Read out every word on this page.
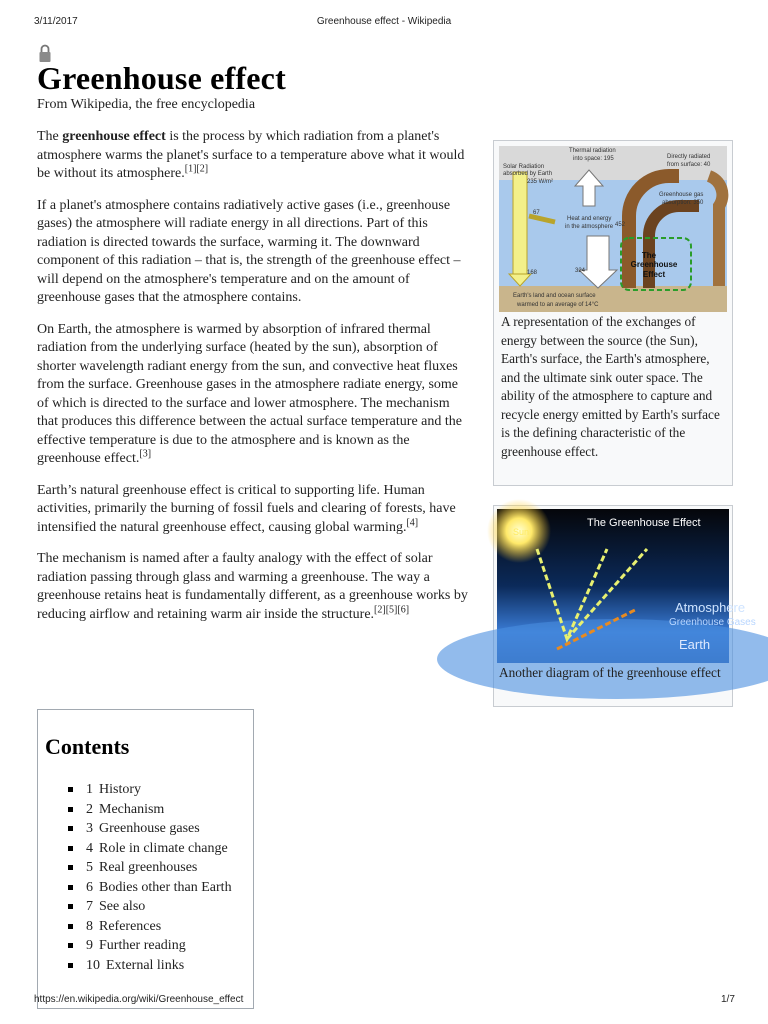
3/11/2017	Greenhouse effect - Wikipedia
Greenhouse effect
From Wikipedia, the free encyclopedia

The greenhouse effect is the process by which radiation from a planet's atmosphere warms the planet's surface to a temperature above what it would be without its atmosphere.[1][2]

If a planet's atmosphere contains radiatively active gases (i.e., greenhouse gases) the atmosphere will radiate energy in all directions. Part of this radiation is directed towards the surface, warming it. The downward component of this radiation – that is, the strength of the greenhouse effect – will depend on the atmosphere's temperature and on the amount of greenhouse gases that the atmosphere contains.

On Earth, the atmosphere is warmed by absorption of infrared thermal radiation from the underlying surface (heated by the sun), absorption of shorter wavelength radiant energy from the sun, and convective heat fluxes from the surface. Greenhouse gases in the atmosphere radiate energy, some of which is directed to the surface and lower atmosphere. The mechanism that produces this difference between the actual surface temperature and the effective temperature is due to the atmosphere and is known as the greenhouse effect.[3]

Earth’s natural greenhouse effect is critical to supporting life. Human activities, primarily the burning of fossil fuels and clearing of forests, have intensified the natural greenhouse effect, causing global warming.[4]

The mechanism is named after a faulty analogy with the effect of solar radiation passing through glass and warming a greenhouse. The way a greenhouse retains heat is fundamentally different, as a greenhouse works by reducing airflow and retaining warm air inside the structure.[2][5][6]

Thermal radiation
into space: 195	Directly radiated
from surface: 40
Solar Radiation
absorbed by Earth
235 W/m²
Greenhouse gas
absorption: 350
Heat and energy
in the atmosphere
67
452
168	324
The
Greenhouse
Effect
Earth's land and ocean surface
warmed to an average of 14°C
A representation of the exchanges of energy between the source (the Sun), Earth's surface, the Earth's atmosphere, and the ultimate sink outer space. The ability of the atmosphere to capture and recycle energy emitted by Earth's surface is the defining characteristic of the greenhouse effect.
The Greenhouse Effect
Sun
Atmosphere
Greenhouse Gases
Earth
Another diagram of the greenhouse effect
Contents
1 History
2 Mechanism
3 Greenhouse gases
4 Role in climate change
5 Real greenhouses
6 Bodies other than Earth
7 See also
8 References
9 Further reading
10 External links
https://en.wikipedia.org/wiki/Greenhouse_effect	1/7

▸ **Exercise prompt**
Restate every record exactly, please; do not copy the pictures.

▸ **Full solution**
Read out every word on this page.
3/11/2017	Greenhouse effect - Wikipedia
Greenhouse effect
From Wikipedia, the free encyclopedia

The greenhouse effect is the process by which radiation from a planet's atmosphere warms the planet's surface to a temperature above what it would be without its atmosphere.[1][2]

If a planet's atmosphere contains radiatively active gases (i.e., greenhouse gases) the atmosphere will radiate energy in all directions. Part of this radiation is directed towards the surface, warming it. The downward component of this radiation – that is, the strength of the greenhouse effect – will depend on the atmosphere's temperature and on the amount of greenhouse gases that the atmosphere contains.

On Earth, the atmosphere is warmed by absorption of infrared thermal radiation from the underlying surface (heated by the sun), absorption of shorter wavelength radiant energy from the sun, and convective heat fluxes from the surface. Greenhouse gases in the atmosphere radiate energy, some of which is directed to the surface and lower atmosphere. The mechanism that produces this difference between the actual surface temperature and the effective temperature is due to the atmosphere and is known as the greenhouse effect.[3]

Earth’s natural greenhouse effect is critical to supporting life. Human activities, primarily the burning of fossil fuels and clearing of forests, have intensified the natural greenhouse effect, causing global warming.[4]

The mechanism is named after a faulty analogy with the effect of solar radiation passing through glass and warming a greenhouse. The way a greenhouse retains heat is fundamentally different, as a greenhouse works by reducing airflow and retaining warm air inside the structure.[2][5][6]

Thermal radiation
into space: 195	Directly radiated
from surface: 40
Solar Radiation
absorbed by Earth
235 W/m²
Greenhouse gas
absorption: 350
Heat and energy
in the atmosphere
67
452
168	324
The
Greenhouse
Effect
Earth's land and ocean surface
warmed to an average of 14°C
A representation of the exchanges of energy between the source (the Sun), Earth's surface, the Earth's atmosphere, and the ultimate sink outer space. The ability of the atmosphere to capture and recycle energy emitted by Earth's surface is the defining characteristic of the greenhouse effect.
The Greenhouse Effect
Sun
Atmosphere
Greenhouse Gases
Earth
Another diagram of the greenhouse effect
Contents
1 History
2 Mechanism
3 Greenhouse gases
4 Role in climate change
5 Real greenhouses
6 Bodies other than Earth
7 See also
8 References
9 Further reading
10 External links
https://en.wikipedia.org/wiki/Greenhouse_effect	1/7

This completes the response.